──────── Data extract ────────

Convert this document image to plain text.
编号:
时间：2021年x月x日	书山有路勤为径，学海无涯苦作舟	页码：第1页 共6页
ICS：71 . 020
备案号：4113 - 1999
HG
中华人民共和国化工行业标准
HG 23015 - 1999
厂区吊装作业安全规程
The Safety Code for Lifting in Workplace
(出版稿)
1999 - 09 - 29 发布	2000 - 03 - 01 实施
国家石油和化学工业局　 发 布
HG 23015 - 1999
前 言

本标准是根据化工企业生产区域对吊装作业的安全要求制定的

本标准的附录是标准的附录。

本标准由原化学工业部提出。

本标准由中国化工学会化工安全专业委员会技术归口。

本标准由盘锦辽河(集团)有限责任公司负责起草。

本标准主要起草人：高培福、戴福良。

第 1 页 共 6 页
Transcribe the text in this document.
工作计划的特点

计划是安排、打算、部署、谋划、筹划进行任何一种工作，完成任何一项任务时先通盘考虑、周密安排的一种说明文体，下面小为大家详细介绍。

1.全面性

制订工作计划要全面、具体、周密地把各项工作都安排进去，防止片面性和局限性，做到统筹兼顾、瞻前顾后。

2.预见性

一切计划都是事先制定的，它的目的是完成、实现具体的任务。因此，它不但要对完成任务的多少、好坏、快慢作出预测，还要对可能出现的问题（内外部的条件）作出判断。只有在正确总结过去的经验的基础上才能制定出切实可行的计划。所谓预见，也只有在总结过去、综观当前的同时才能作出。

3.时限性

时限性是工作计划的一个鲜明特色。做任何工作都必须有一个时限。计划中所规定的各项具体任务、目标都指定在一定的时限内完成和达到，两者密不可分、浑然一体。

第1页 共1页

────────

> Task objective
Give only the number of lines that include the word "document".

> Answer to the task
2